### [The problem]
Repeat each record below exactly, dropping the pictures.

### [Items]
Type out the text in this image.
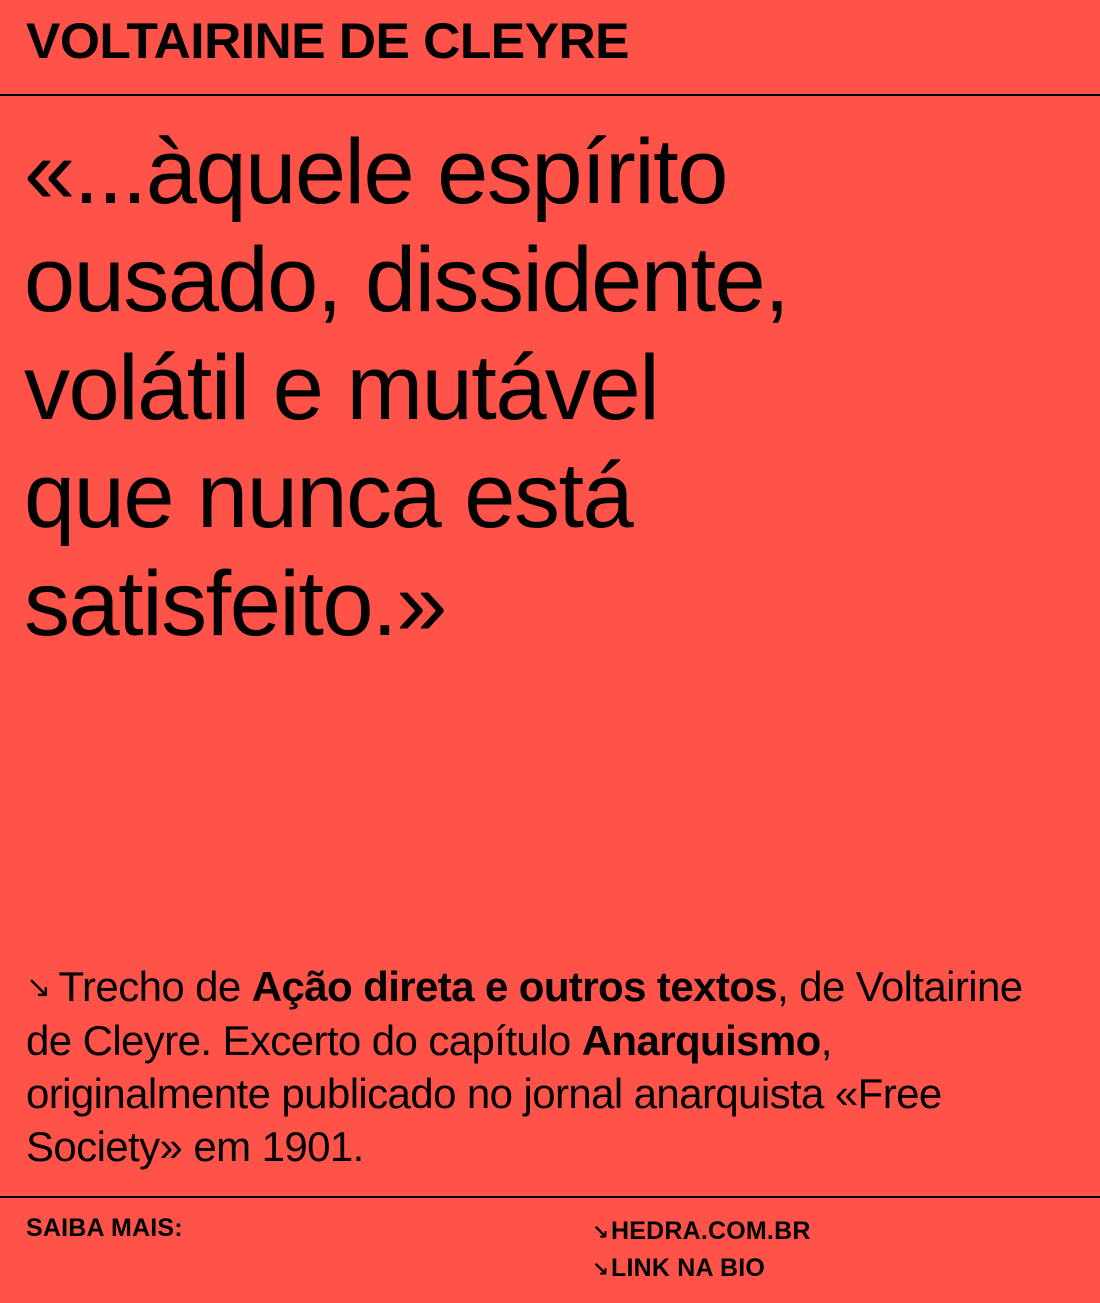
VOLTAIRINE DE CLEYRE

«...àquele espírito
ousado, dissidente,
volátil e mutável
que nunca está
satisfeito.»

↘ Trecho de Ação direta e outros textos, de Voltairine de Cleyre. Excerto do capítulo Anarquismo, originalmente publicado no jornal anarquista «Free Society» em 1901.

SAIBA MAIS:	↘HEDRA.COM.BR
↘LINK NA BIO
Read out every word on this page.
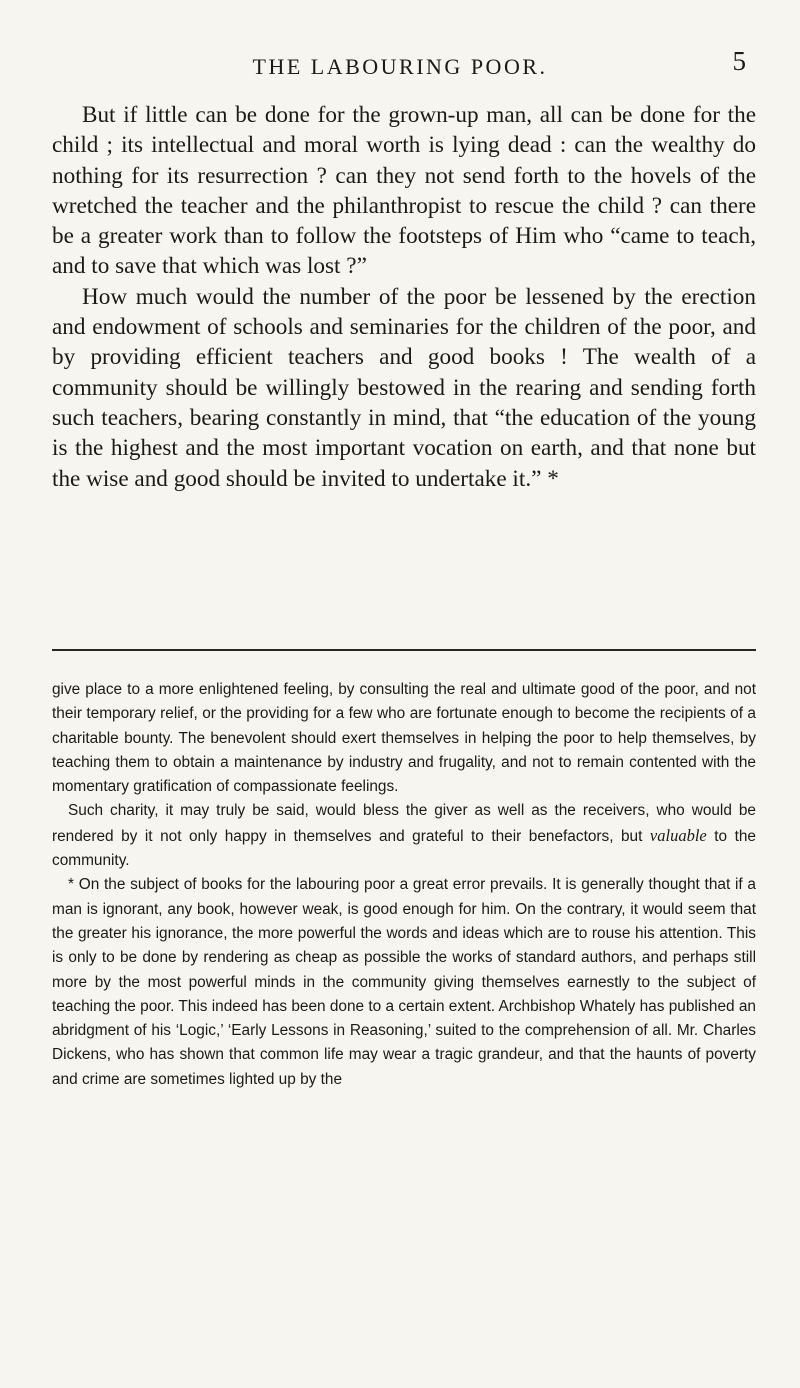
THE LABOURING POOR.	5

But if little can be done for the grown-up man, all can be done for the child ; its intellectual and moral worth is lying dead : can the wealthy do nothing for its resurrection ? can they not send forth to the hovels of the wretched the teacher and the philanthropist to rescue the child ? can there be a greater work than to follow the footsteps of Him who “came to teach, and to save that which was lost ?”

How much would the number of the poor be lessened by the erection and endowment of schools and seminaries for the children of the poor, and by providing efficient teachers and good books ! The wealth of a community should be willingly bestowed in the rearing and sending forth such teachers, bearing constantly in mind, that “the education of the young is the highest and the most important vocation on earth, and that none but the wise and good should be invited to undertake it.” *

give place to a more enlightened feeling, by consulting the real and ultimate good of the poor, and not their temporary relief, or the providing for a few who are fortunate enough to become the recipients of a charitable bounty. The benevolent should exert themselves in helping the poor to help themselves, by teaching them to obtain a maintenance by industry and frugality, and not to remain contented with the momentary gratification of compassionate feelings.

Such charity, it may truly be said, would bless the giver as well as the receivers, who would be rendered by it not only happy in themselves and grateful to their benefactors, but valuable to the community.

* On the subject of books for the labouring poor a great error prevails. It is generally thought that if a man is ignorant, any book, however weak, is good enough for him. On the contrary, it would seem that the greater his ignorance, the more powerful the words and ideas which are to rouse his attention. This is only to be done by rendering as cheap as possible the works of standard authors, and perhaps still more by the most powerful minds in the community giving themselves earnestly to the subject of teaching the poor. This indeed has been done to a certain extent. Archbishop Whately has published an abridgment of his ‘Logic,’ ‘Early Lessons in Reasoning,’ suited to the comprehension of all. Mr. Charles Dickens, who has shown that common life may wear a tragic grandeur, and that the haunts of poverty and crime are sometimes lighted up by the
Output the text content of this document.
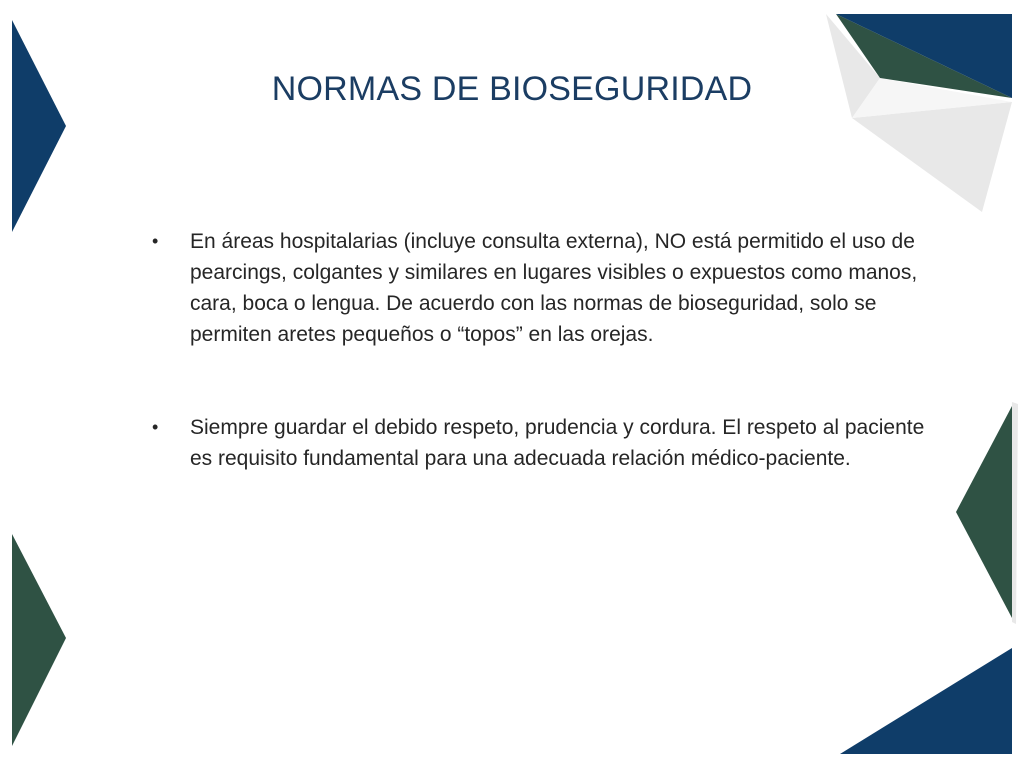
NORMAS DE BIOSEGURIDAD
• En áreas hospitalarias (incluye consulta externa), NO está permitido el uso de pearcings, colgantes y similares en lugares visibles o expuestos como manos, cara, boca o lengua. De acuerdo con las normas de bioseguridad, solo se permiten aretes pequeños o “topos” en las orejas.
• Siempre guardar el debido respeto, prudencia y cordura. El respeto al paciente es requisito fundamental para una adecuada relación médico-paciente.
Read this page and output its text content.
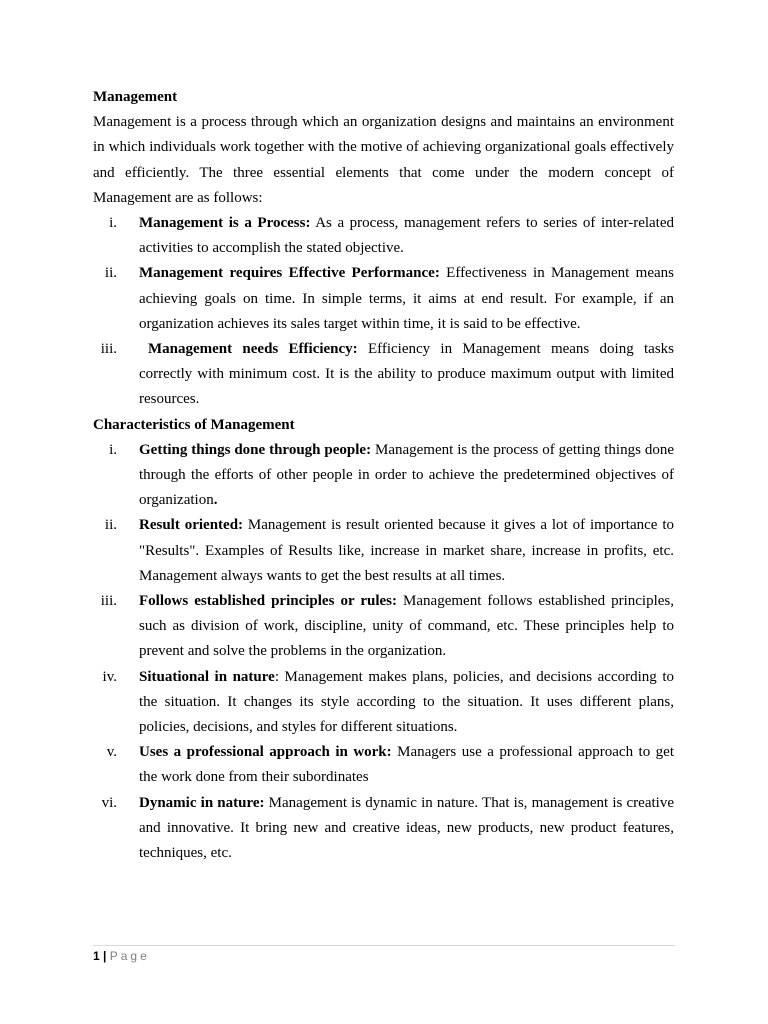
Management

Management is a process through which an organization designs and maintains an environment in which individuals work together with the motive of achieving organizational goals effectively and efficiently. The three essential elements that come under the modern concept of Management are as follows:

i. Management is a Process: As a process, management refers to series of inter-related activities to accomplish the stated objective.
ii. Management requires Effective Performance: Effectiveness in Management means achieving goals on time. In simple terms, it aims at end result. For example, if an organization achieves its sales target within time, it is said to be effective.
iii.	Management needs Efficiency: Efficiency in Management means doing tasks correctly with minimum cost. It is the ability to produce maximum output with limited resources.

Characteristics of Management

i. Getting things done through people: Management is the process of getting things done through the efforts of other people in order to achieve the predetermined objectives of organization.
ii. Result oriented: Management is result oriented because it gives a lot of importance to "Results". Examples of Results like, increase in market share, increase in profits, etc. Management always wants to get the best results at all times.
iii. Follows established principles or rules: Management follows established principles, such as division of work, discipline, unity of command, etc. These principles help to prevent and solve the problems in the organization.
iv. Situational in nature: Management makes plans, policies, and decisions according to the situation. It changes its style according to the situation. It uses different plans, policies, decisions, and styles for different situations.
v. Uses a professional approach in work: Managers use a professional approach to get the work done from their subordinates
vi. Dynamic in nature: Management is dynamic in nature. That is, management is creative and innovative. It bring new and creative ideas, new products, new product features, techniques, etc.
1 | Page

### [Task output]
Type out the text in this image.
VOLTAIRINE DE CLEYRE

«...àquele espírito
ousado, dissidente,
volátil e mutável
que nunca está
satisfeito.»

↘ Trecho de Ação direta e outros textos, de Voltairine de Cleyre. Excerto do capítulo Anarquismo, originalmente publicado no jornal anarquista «Free Society» em 1901.

SAIBA MAIS:	↘HEDRA.COM.BR
↘LINK NA BIO
Read out every word on this page.
THE LABOURING POOR.	5

But if little can be done for the grown-up man, all can be done for the child ; its intellectual and moral worth is lying dead : can the wealthy do nothing for its resurrection ? can they not send forth to the hovels of the wretched the teacher and the philanthropist to rescue the child ? can there be a greater work than to follow the footsteps of Him who “came to teach, and to save that which was lost ?”

How much would the number of the poor be lessened by the erection and endowment of schools and seminaries for the children of the poor, and by providing efficient teachers and good books ! The wealth of a community should be willingly bestowed in the rearing and sending forth such teachers, bearing constantly in mind, that “the education of the young is the highest and the most important vocation on earth, and that none but the wise and good should be invited to undertake it.” *

give place to a more enlightened feeling, by consulting the real and ultimate good of the poor, and not their temporary relief, or the providing for a few who are fortunate enough to become the recipients of a charitable bounty. The benevolent should exert themselves in helping the poor to help themselves, by teaching them to obtain a maintenance by industry and frugality, and not to remain contented with the momentary gratification of compassionate feelings.

Such charity, it may truly be said, would bless the giver as well as the receivers, who would be rendered by it not only happy in themselves and grateful to their benefactors, but valuable to the community.

* On the subject of books for the labouring poor a great error prevails. It is generally thought that if a man is ignorant, any book, however weak, is good enough for him. On the contrary, it would seem that the greater his ignorance, the more powerful the words and ideas which are to rouse his attention. This is only to be done by rendering as cheap as possible the works of standard authors, and perhaps still more by the most powerful minds in the community giving themselves earnestly to the subject of teaching the poor. This indeed has been done to a certain extent. Archbishop Whately has published an abridgment of his ‘Logic,’ ‘Early Lessons in Reasoning,’ suited to the comprehension of all. Mr. Charles Dickens, who has shown that common life may wear a tragic grandeur, and that the haunts of poverty and crime are sometimes lighted up by the
Output the text content of this document.
NORMAS DE BIOSEGURIDAD
• En áreas hospitalarias (incluye consulta externa), NO está permitido el uso de pearcings, colgantes y similares en lugares visibles o expuestos como manos, cara, boca o lengua. De acuerdo con las normas de bioseguridad, solo se permiten aretes pequeños o “topos” en las orejas.
• Siempre guardar el debido respeto, prudencia y cordura. El respeto al paciente es requisito fundamental para una adecuada relación médico-paciente.
Read this page and output its text content.
Management

Management is a process through which an organization designs and maintains an environment in which individuals work together with the motive of achieving organizational goals effectively and efficiently. The three essential elements that come under the modern concept of Management are as follows:

i. Management is a Process: As a process, management refers to series of inter-related activities to accomplish the stated objective.
ii. Management requires Effective Performance: Effectiveness in Management means achieving goals on time. In simple terms, it aims at end result. For example, if an organization achieves its sales target within time, it is said to be effective.
iii.	Management needs Efficiency: Efficiency in Management means doing tasks correctly with minimum cost. It is the ability to produce maximum output with limited resources.

Characteristics of Management

i. Getting things done through people: Management is the process of getting things done through the efforts of other people in order to achieve the predetermined objectives of organization.
ii. Result oriented: Management is result oriented because it gives a lot of importance to "Results". Examples of Results like, increase in market share, increase in profits, etc. Management always wants to get the best results at all times.
iii. Follows established principles or rules: Management follows established principles, such as division of work, discipline, unity of command, etc. These principles help to prevent and solve the problems in the organization.
iv. Situational in nature: Management makes plans, policies, and decisions according to the situation. It changes its style according to the situation. It uses different plans, policies, decisions, and styles for different situations.
v. Uses a professional approach in work: Managers use a professional approach to get the work done from their subordinates
vi. Dynamic in nature: Management is dynamic in nature. That is, management is creative and innovative. It bring new and creative ideas, new products, new product features, techniques, etc.
1 | Page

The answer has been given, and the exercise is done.